→ Data provided
__________
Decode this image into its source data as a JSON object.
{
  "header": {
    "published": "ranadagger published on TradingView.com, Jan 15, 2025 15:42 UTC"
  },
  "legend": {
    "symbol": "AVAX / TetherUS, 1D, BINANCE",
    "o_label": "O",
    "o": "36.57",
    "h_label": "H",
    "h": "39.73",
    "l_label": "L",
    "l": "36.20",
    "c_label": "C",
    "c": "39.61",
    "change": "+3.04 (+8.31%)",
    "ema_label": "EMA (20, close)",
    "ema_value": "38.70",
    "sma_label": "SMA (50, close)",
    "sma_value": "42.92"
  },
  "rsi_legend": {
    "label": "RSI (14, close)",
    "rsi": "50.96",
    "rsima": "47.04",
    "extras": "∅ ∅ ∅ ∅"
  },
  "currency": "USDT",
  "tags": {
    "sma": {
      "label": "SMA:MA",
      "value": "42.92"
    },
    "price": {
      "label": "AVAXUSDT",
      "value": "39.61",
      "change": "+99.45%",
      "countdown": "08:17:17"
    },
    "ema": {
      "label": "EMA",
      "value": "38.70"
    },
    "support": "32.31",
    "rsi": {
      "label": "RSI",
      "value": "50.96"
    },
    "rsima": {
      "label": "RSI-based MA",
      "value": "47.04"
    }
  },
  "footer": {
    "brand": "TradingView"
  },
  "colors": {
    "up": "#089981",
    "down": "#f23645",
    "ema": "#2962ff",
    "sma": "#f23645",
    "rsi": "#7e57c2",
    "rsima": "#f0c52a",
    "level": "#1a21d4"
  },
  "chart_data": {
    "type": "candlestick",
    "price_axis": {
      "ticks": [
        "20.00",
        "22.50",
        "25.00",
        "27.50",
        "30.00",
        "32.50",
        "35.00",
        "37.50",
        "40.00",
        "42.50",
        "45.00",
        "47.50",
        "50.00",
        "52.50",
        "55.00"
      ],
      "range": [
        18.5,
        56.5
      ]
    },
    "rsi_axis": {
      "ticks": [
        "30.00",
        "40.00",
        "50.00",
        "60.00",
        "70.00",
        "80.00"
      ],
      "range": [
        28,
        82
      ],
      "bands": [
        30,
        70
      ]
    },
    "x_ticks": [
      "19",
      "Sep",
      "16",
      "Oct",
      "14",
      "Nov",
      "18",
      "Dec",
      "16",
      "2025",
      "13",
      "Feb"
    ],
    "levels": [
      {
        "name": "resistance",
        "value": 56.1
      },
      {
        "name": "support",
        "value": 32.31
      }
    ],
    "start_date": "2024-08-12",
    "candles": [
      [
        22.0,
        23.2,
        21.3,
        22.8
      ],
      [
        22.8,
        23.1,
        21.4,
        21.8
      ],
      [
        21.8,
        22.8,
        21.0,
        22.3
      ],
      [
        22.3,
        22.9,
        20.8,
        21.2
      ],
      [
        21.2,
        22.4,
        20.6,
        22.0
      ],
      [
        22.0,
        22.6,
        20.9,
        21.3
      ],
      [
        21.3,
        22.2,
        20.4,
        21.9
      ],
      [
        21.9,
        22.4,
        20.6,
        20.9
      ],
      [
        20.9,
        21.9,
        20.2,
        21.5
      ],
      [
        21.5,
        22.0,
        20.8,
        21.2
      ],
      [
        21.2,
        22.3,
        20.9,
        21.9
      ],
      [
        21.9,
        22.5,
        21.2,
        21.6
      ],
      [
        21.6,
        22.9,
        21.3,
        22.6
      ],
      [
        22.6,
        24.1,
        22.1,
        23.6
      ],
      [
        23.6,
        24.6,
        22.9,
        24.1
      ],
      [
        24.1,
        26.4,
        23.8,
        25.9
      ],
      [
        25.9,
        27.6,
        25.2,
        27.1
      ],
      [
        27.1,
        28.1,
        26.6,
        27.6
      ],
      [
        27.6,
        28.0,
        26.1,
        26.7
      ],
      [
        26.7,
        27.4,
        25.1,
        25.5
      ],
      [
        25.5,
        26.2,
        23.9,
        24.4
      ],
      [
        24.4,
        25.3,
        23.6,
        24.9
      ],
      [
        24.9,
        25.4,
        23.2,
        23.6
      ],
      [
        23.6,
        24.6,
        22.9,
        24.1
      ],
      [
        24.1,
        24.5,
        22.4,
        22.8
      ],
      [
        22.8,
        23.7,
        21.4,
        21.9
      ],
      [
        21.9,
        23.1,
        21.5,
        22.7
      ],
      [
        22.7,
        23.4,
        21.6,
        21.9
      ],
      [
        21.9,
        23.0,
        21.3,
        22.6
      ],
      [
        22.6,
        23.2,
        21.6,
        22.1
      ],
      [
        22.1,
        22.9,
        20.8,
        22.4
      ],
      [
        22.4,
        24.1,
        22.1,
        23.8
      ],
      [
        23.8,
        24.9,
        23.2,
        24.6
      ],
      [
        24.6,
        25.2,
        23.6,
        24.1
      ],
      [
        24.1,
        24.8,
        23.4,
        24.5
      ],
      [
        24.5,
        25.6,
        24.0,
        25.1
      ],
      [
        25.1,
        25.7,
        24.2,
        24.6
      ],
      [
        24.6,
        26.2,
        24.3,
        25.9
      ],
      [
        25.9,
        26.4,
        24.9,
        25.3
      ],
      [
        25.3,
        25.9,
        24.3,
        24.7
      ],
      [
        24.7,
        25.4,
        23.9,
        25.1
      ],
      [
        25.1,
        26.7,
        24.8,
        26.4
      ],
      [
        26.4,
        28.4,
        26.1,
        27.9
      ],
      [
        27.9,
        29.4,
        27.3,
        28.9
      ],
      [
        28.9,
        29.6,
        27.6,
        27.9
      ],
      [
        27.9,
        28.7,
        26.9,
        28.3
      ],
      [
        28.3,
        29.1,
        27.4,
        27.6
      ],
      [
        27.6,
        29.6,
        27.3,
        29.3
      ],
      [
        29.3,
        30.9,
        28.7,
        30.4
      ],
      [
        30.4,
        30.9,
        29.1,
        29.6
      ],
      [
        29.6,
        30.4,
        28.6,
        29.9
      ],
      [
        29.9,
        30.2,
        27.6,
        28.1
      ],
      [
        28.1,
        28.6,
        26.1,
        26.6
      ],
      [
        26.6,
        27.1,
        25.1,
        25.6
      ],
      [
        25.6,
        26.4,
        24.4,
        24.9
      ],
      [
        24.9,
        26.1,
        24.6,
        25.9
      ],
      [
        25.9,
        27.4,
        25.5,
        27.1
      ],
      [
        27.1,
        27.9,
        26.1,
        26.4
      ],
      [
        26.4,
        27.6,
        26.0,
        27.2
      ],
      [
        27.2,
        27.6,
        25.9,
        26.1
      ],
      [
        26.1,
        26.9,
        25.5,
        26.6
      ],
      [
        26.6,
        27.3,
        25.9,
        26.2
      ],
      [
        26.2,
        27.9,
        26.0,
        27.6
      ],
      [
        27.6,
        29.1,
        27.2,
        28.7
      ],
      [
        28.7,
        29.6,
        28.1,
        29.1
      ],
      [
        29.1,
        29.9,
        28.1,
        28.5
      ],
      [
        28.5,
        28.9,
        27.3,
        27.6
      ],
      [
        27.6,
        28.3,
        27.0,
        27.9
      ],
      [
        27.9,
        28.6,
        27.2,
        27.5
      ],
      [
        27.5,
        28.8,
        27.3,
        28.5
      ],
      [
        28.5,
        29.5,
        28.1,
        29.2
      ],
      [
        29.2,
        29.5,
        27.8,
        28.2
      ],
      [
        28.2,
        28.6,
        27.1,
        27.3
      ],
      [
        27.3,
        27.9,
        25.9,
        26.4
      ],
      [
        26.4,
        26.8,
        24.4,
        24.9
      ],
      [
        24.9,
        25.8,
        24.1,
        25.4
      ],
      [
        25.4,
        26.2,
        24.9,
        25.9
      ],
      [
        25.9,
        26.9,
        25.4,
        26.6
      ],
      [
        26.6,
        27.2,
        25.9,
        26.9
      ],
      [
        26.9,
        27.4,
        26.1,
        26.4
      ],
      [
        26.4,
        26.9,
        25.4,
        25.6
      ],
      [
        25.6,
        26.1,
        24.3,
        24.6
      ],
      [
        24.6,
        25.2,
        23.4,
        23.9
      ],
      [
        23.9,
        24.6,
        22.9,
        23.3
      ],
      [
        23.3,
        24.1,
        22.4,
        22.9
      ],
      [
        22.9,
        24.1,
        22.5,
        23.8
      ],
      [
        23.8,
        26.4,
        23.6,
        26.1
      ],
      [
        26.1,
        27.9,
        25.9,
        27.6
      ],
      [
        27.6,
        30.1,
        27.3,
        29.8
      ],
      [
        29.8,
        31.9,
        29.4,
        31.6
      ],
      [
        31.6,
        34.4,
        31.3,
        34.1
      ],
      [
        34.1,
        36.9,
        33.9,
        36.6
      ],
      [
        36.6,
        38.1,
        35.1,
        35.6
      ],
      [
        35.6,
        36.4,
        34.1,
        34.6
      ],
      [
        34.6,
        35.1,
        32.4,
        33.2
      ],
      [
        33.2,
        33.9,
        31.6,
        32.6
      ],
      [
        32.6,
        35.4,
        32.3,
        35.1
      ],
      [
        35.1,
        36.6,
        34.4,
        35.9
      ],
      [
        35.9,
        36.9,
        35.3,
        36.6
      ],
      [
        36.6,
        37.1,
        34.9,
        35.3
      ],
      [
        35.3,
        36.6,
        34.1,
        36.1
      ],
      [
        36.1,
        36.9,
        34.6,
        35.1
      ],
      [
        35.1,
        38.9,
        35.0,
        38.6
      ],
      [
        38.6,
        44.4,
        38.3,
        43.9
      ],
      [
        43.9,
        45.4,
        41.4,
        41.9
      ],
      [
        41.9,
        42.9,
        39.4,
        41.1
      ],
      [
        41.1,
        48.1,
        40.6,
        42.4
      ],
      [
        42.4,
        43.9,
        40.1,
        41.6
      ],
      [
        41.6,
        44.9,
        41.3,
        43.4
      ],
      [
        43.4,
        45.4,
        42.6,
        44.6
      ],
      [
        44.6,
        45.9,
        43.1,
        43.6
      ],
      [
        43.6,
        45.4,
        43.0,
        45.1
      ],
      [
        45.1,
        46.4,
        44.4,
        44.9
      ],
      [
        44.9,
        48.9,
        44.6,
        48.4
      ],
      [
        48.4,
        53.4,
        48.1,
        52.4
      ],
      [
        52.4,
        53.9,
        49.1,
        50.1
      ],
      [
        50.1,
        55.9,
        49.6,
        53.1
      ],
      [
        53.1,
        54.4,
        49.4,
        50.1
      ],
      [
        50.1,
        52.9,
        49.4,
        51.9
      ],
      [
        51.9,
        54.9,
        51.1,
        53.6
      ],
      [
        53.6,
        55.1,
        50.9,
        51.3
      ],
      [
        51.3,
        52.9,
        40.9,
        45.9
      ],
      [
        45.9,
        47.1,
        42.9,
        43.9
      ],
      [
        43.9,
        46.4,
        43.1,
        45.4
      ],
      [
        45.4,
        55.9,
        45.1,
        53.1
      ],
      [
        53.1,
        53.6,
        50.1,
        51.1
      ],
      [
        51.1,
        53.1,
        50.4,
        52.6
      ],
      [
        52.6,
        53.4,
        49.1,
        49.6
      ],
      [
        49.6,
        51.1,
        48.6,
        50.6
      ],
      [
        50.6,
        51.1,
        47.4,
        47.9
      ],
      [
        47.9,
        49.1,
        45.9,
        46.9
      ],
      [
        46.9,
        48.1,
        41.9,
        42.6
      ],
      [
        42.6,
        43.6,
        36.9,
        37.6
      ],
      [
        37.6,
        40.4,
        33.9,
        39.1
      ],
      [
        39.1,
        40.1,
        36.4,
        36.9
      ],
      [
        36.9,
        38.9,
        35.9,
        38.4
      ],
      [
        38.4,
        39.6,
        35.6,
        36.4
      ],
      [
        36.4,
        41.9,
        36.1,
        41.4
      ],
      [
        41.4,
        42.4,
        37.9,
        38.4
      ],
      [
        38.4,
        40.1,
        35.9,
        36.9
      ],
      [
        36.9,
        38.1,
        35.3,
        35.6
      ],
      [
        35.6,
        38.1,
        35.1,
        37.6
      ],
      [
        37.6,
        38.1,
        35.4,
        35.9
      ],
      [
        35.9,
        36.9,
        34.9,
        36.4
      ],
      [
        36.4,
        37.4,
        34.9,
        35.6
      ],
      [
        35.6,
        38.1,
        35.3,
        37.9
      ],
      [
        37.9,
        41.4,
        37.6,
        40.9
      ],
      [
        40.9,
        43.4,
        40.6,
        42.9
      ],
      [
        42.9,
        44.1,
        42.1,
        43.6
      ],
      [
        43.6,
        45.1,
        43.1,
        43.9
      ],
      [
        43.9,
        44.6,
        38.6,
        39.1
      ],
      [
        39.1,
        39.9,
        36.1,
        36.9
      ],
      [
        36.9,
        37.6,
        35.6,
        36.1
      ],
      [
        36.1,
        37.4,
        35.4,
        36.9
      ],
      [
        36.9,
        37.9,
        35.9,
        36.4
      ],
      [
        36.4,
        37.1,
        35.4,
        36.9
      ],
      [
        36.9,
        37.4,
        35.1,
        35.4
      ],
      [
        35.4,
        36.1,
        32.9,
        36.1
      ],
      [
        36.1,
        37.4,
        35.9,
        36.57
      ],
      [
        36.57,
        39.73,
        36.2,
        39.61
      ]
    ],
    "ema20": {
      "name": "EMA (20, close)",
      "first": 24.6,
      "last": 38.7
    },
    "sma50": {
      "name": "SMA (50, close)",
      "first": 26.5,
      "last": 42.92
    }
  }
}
__________
→ The request
Search the lines for the word "close" and report how many contain it, by number only.

→ Exercise response
5